**** EXERCISE DATA ****

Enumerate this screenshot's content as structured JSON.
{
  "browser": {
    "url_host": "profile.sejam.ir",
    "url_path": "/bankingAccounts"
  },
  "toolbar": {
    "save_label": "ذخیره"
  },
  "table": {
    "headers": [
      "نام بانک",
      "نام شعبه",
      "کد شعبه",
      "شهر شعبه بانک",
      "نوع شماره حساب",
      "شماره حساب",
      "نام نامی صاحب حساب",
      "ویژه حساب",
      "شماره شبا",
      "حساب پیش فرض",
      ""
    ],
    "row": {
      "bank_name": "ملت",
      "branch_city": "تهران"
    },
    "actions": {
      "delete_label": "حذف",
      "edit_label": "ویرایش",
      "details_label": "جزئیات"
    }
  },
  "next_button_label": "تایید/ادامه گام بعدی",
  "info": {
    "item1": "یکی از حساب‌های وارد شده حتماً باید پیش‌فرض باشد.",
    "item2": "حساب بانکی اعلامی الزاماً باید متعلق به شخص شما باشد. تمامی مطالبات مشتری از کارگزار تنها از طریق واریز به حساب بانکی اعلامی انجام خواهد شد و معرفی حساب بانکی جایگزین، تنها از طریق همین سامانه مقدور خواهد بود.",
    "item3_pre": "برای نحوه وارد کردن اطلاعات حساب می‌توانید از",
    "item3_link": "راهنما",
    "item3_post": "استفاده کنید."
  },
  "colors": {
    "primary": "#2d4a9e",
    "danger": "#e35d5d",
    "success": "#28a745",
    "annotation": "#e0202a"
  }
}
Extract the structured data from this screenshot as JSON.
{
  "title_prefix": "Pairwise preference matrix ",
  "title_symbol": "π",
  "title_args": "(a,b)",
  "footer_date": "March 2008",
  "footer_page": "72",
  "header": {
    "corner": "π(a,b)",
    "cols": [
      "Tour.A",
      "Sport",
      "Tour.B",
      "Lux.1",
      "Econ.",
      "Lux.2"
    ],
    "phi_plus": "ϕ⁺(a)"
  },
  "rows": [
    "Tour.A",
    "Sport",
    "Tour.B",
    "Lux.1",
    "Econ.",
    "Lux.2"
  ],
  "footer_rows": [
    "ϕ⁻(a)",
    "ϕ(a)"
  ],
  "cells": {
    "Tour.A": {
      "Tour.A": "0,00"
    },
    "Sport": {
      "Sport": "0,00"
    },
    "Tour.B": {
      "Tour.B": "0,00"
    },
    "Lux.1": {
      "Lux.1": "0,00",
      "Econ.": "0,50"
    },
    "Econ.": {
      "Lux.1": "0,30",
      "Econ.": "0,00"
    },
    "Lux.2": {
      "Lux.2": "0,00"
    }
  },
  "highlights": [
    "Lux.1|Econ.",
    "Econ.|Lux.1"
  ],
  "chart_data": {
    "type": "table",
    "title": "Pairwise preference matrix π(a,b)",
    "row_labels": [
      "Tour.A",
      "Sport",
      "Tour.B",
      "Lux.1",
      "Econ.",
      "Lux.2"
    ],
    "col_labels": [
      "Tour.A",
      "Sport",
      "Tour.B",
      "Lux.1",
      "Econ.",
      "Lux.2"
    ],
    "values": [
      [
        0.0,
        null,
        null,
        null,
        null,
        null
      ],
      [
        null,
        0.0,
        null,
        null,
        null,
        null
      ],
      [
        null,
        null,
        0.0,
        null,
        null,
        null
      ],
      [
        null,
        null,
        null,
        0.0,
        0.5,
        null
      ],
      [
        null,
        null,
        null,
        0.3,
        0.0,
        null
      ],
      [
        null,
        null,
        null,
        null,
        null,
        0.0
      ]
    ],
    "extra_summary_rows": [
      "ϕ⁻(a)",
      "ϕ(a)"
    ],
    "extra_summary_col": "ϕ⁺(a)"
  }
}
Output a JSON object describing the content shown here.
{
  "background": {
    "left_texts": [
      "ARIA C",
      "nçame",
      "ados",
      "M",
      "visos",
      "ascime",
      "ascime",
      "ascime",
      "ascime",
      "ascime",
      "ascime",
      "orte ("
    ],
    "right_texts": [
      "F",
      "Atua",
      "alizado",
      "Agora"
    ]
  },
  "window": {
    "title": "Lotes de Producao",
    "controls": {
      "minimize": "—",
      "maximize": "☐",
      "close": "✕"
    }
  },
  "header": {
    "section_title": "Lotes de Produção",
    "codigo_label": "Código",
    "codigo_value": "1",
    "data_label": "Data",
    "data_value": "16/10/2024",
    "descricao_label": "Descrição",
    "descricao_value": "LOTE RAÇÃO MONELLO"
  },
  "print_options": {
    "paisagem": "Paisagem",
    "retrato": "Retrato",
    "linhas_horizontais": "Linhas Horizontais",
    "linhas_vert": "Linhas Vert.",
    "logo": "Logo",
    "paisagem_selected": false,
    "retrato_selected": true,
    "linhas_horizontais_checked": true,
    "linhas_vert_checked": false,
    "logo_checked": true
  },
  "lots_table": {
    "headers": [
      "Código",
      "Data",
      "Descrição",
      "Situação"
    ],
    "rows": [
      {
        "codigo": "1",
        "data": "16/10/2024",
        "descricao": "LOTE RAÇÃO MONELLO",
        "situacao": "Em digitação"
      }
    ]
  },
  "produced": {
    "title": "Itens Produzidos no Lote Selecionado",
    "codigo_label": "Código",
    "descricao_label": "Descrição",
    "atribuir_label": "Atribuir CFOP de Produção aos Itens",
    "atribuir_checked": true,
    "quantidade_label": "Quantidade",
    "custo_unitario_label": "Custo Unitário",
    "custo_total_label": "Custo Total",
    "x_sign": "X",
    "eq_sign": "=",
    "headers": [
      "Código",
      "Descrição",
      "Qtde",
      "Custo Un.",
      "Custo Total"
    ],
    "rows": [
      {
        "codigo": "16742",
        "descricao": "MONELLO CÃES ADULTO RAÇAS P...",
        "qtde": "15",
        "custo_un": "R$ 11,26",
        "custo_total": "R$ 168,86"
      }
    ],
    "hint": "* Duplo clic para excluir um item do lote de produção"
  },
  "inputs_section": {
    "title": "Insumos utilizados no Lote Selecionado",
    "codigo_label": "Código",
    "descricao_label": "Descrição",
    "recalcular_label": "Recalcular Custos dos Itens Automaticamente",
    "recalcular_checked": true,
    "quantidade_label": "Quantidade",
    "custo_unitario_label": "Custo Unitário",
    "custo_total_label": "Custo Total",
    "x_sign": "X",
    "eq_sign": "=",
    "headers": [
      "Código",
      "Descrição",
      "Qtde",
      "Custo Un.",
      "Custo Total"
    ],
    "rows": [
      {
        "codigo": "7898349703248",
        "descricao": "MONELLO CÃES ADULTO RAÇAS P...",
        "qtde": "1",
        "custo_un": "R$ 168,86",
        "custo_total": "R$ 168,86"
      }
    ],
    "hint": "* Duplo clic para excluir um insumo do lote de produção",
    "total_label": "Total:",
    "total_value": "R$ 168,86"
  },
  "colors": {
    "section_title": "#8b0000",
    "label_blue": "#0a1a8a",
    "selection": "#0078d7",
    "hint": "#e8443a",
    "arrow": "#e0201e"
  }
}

****

### WHAT TO PRODUCE
Transcribe the whole listing with nothing added or left out.

### ANSWER BELOW
Enumerate this screenshot's content as structured JSON.
{
  "browser": {
    "url_host": "profile.sejam.ir",
    "url_path": "/bankingAccounts"
  },
  "toolbar": {
    "save_label": "ذخیره"
  },
  "table": {
    "headers": [
      "نام بانک",
      "نام شعبه",
      "کد شعبه",
      "شهر شعبه بانک",
      "نوع شماره حساب",
      "شماره حساب",
      "نام نامی صاحب حساب",
      "ویژه حساب",
      "شماره شبا",
      "حساب پیش فرض",
      ""
    ],
    "row": {
      "bank_name": "ملت",
      "branch_city": "تهران"
    },
    "actions": {
      "delete_label": "حذف",
      "edit_label": "ویرایش",
      "details_label": "جزئیات"
    }
  },
  "next_button_label": "تایید/ادامه گام بعدی",
  "info": {
    "item1": "یکی از حساب‌های وارد شده حتماً باید پیش‌فرض باشد.",
    "item2": "حساب بانکی اعلامی الزاماً باید متعلق به شخص شما باشد. تمامی مطالبات مشتری از کارگزار تنها از طریق واریز به حساب بانکی اعلامی انجام خواهد شد و معرفی حساب بانکی جایگزین، تنها از طریق همین سامانه مقدور خواهد بود.",
    "item3_pre": "برای نحوه وارد کردن اطلاعات حساب می‌توانید از",
    "item3_link": "راهنما",
    "item3_post": "استفاده کنید."
  },
  "colors": {
    "primary": "#2d4a9e",
    "danger": "#e35d5d",
    "success": "#28a745",
    "annotation": "#e0202a"
  }
}
Extract the structured data from this screenshot as JSON.
{
  "title_prefix": "Pairwise preference matrix ",
  "title_symbol": "π",
  "title_args": "(a,b)",
  "footer_date": "March 2008",
  "footer_page": "72",
  "header": {
    "corner": "π(a,b)",
    "cols": [
      "Tour.A",
      "Sport",
      "Tour.B",
      "Lux.1",
      "Econ.",
      "Lux.2"
    ],
    "phi_plus": "ϕ⁺(a)"
  },
  "rows": [
    "Tour.A",
    "Sport",
    "Tour.B",
    "Lux.1",
    "Econ.",
    "Lux.2"
  ],
  "footer_rows": [
    "ϕ⁻(a)",
    "ϕ(a)"
  ],
  "cells": {
    "Tour.A": {
      "Tour.A": "0,00"
    },
    "Sport": {
      "Sport": "0,00"
    },
    "Tour.B": {
      "Tour.B": "0,00"
    },
    "Lux.1": {
      "Lux.1": "0,00",
      "Econ.": "0,50"
    },
    "Econ.": {
      "Lux.1": "0,30",
      "Econ.": "0,00"
    },
    "Lux.2": {
      "Lux.2": "0,00"
    }
  },
  "highlights": [
    "Lux.1|Econ.",
    "Econ.|Lux.1"
  ],
  "chart_data": {
    "type": "table",
    "title": "Pairwise preference matrix π(a,b)",
    "row_labels": [
      "Tour.A",
      "Sport",
      "Tour.B",
      "Lux.1",
      "Econ.",
      "Lux.2"
    ],
    "col_labels": [
      "Tour.A",
      "Sport",
      "Tour.B",
      "Lux.1",
      "Econ.",
      "Lux.2"
    ],
    "values": [
      [
        0.0,
        null,
        null,
        null,
        null,
        null
      ],
      [
        null,
        0.0,
        null,
        null,
        null,
        null
      ],
      [
        null,
        null,
        0.0,
        null,
        null,
        null
      ],
      [
        null,
        null,
        null,
        0.0,
        0.5,
        null
      ],
      [
        null,
        null,
        null,
        0.3,
        0.0,
        null
      ],
      [
        null,
        null,
        null,
        null,
        null,
        0.0
      ]
    ],
    "extra_summary_rows": [
      "ϕ⁻(a)",
      "ϕ(a)"
    ],
    "extra_summary_col": "ϕ⁺(a)"
  }
}
Output a JSON object describing the content shown here.
{
  "background": {
    "left_texts": [
      "ARIA C",
      "nçame",
      "ados",
      "M",
      "visos",
      "ascime",
      "ascime",
      "ascime",
      "ascime",
      "ascime",
      "ascime",
      "orte ("
    ],
    "right_texts": [
      "F",
      "Atua",
      "alizado",
      "Agora"
    ]
  },
  "window": {
    "title": "Lotes de Producao",
    "controls": {
      "minimize": "—",
      "maximize": "☐",
      "close": "✕"
    }
  },
  "header": {
    "section_title": "Lotes de Produção",
    "codigo_label": "Código",
    "codigo_value": "1",
    "data_label": "Data",
    "data_value": "16/10/2024",
    "descricao_label": "Descrição",
    "descricao_value": "LOTE RAÇÃO MONELLO"
  },
  "print_options": {
    "paisagem": "Paisagem",
    "retrato": "Retrato",
    "linhas_horizontais": "Linhas Horizontais",
    "linhas_vert": "Linhas Vert.",
    "logo": "Logo",
    "paisagem_selected": false,
    "retrato_selected": true,
    "linhas_horizontais_checked": true,
    "linhas_vert_checked": false,
    "logo_checked": true
  },
  "lots_table": {
    "headers": [
      "Código",
      "Data",
      "Descrição",
      "Situação"
    ],
    "rows": [
      {
        "codigo": "1",
        "data": "16/10/2024",
        "descricao": "LOTE RAÇÃO MONELLO",
        "situacao": "Em digitação"
      }
    ]
  },
  "produced": {
    "title": "Itens Produzidos no Lote Selecionado",
    "codigo_label": "Código",
    "descricao_label": "Descrição",
    "atribuir_label": "Atribuir CFOP de Produção aos Itens",
    "atribuir_checked": true,
    "quantidade_label": "Quantidade",
    "custo_unitario_label": "Custo Unitário",
    "custo_total_label": "Custo Total",
    "x_sign": "X",
    "eq_sign": "=",
    "headers": [
      "Código",
      "Descrição",
      "Qtde",
      "Custo Un.",
      "Custo Total"
    ],
    "rows": [
      {
        "codigo": "16742",
        "descricao": "MONELLO CÃES ADULTO RAÇAS P...",
        "qtde": "15",
        "custo_un": "R$ 11,26",
        "custo_total": "R$ 168,86"
      }
    ],
    "hint": "* Duplo clic para excluir um item do lote de produção"
  },
  "inputs_section": {
    "title": "Insumos utilizados no Lote Selecionado",
    "codigo_label": "Código",
    "descricao_label": "Descrição",
    "recalcular_label": "Recalcular Custos dos Itens Automaticamente",
    "recalcular_checked": true,
    "quantidade_label": "Quantidade",
    "custo_unitario_label": "Custo Unitário",
    "custo_total_label": "Custo Total",
    "x_sign": "X",
    "eq_sign": "=",
    "headers": [
      "Código",
      "Descrição",
      "Qtde",
      "Custo Un.",
      "Custo Total"
    ],
    "rows": [
      {
        "codigo": "7898349703248",
        "descricao": "MONELLO CÃES ADULTO RAÇAS P...",
        "qtde": "1",
        "custo_un": "R$ 168,86",
        "custo_total": "R$ 168,86"
      }
    ],
    "hint": "* Duplo clic para excluir um insumo do lote de produção",
    "total_label": "Total:",
    "total_value": "R$ 168,86"
  },
  "colors": {
    "section_title": "#8b0000",
    "label_blue": "#0a1a8a",
    "selection": "#0078d7",
    "hint": "#e8443a",
    "arrow": "#e0201e"
  }
}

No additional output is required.